Entries from a visual dataset:
........

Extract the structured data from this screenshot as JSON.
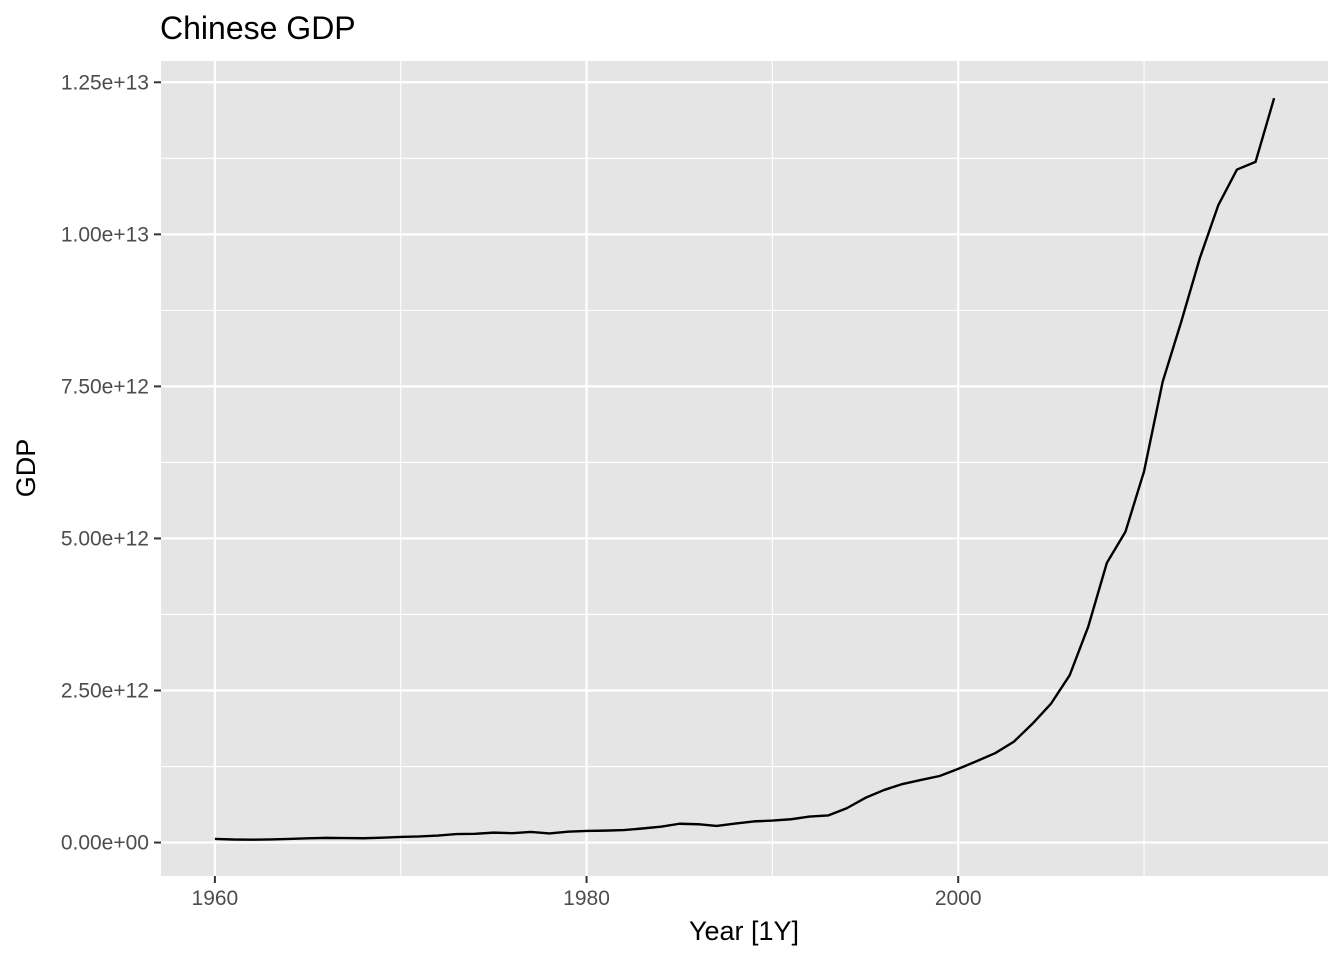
{
  "chart_data": {
    "type": "line",
    "title": "Chinese GDP",
    "xlabel": "Year [1Y]",
    "ylabel": "GDP",
    "xlim": [
      1957.1,
      2019.9
    ],
    "ylim": [
      -550000000000.0,
      12850000000000.0
    ],
    "x_ticks": [
      1960,
      1980,
      2000
    ],
    "x_tick_labels": [
      "1960",
      "1980",
      "2000"
    ],
    "y_ticks": [
      0,
      2500000000000.0,
      5000000000000.0,
      7500000000000.0,
      10000000000000.0,
      12500000000000.0
    ],
    "y_tick_labels": [
      "0.00e+00",
      "2.50e+12",
      "5.00e+12",
      "7.50e+12",
      "1.00e+13",
      "1.25e+13"
    ],
    "grid": true,
    "legend": "none",
    "colors": {
      "panel": "#e5e5e5",
      "grid": "#ffffff",
      "line": "#000000",
      "tick": "#333333"
    },
    "series": [
      {
        "x": [
          1960,
          1961,
          1962,
          1963,
          1964,
          1965,
          1966,
          1967,
          1968,
          1969,
          1970,
          1971,
          1972,
          1973,
          1974,
          1975,
          1976,
          1977,
          1978,
          1979,
          1980,
          1981,
          1982,
          1983,
          1984,
          1985,
          1986,
          1987,
          1988,
          1989,
          1990,
          1991,
          1992,
          1993,
          1994,
          1995,
          1996,
          1997,
          1998,
          1999,
          2000,
          2001,
          2002,
          2003,
          2004,
          2005,
          2006,
          2007,
          2008,
          2009,
          2010,
          2011,
          2012,
          2013,
          2014,
          2015,
          2016,
          2017
        ],
        "values": [
          59700000000.0,
          50000000000.0,
          47200000000.0,
          50700000000.0,
          59700000000.0,
          70400000000.0,
          76700000000.0,
          72900000000.0,
          70700000000.0,
          79700000000.0,
          92600000000.0,
          99800000000.0,
          114000000000.0,
          139000000000.0,
          144000000000.0,
          163000000000.0,
          154000000000.0,
          175000000000.0,
          150000000000.0,
          179000000000.0,
          191000000000.0,
          196000000000.0,
          205000000000.0,
          231000000000.0,
          260000000000.0,
          309000000000.0,
          301000000000.0,
          273000000000.0,
          312000000000.0,
          348000000000.0,
          361000000000.0,
          383000000000.0,
          427000000000.0,
          445000000000.0,
          564000000000.0,
          734000000000.0,
          863000000000.0,
          962000000000.0,
          1029000000000.0,
          1094000000000.0,
          1211000000000.0,
          1339000000000.0,
          1471000000000.0,
          1660000000000.0,
          1955000000000.0,
          2286000000000.0,
          2752000000000.0,
          3552000000000.0,
          4598000000000.0,
          5110000000000.0,
          6101000000000.0,
          7573000000000.0,
          8561000000000.0,
          9607000000000.0,
          10482000000000.0,
          11065000000000.0,
          11191000000000.0,
          12238000000000.0
        ]
      }
    ]
  }
}
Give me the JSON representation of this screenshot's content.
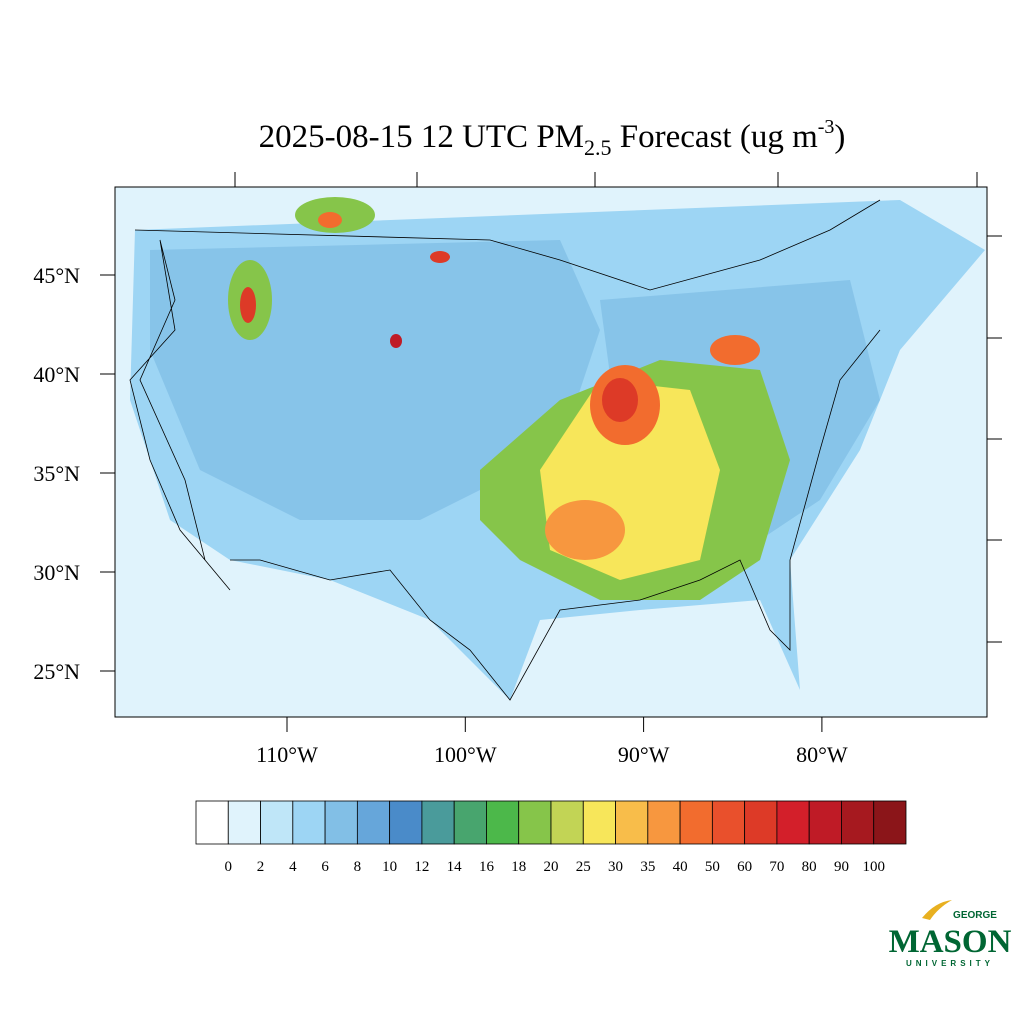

........

What needs to be done - Only a number is wanted here: how many lines in the data above include the string "this"?

Response - 2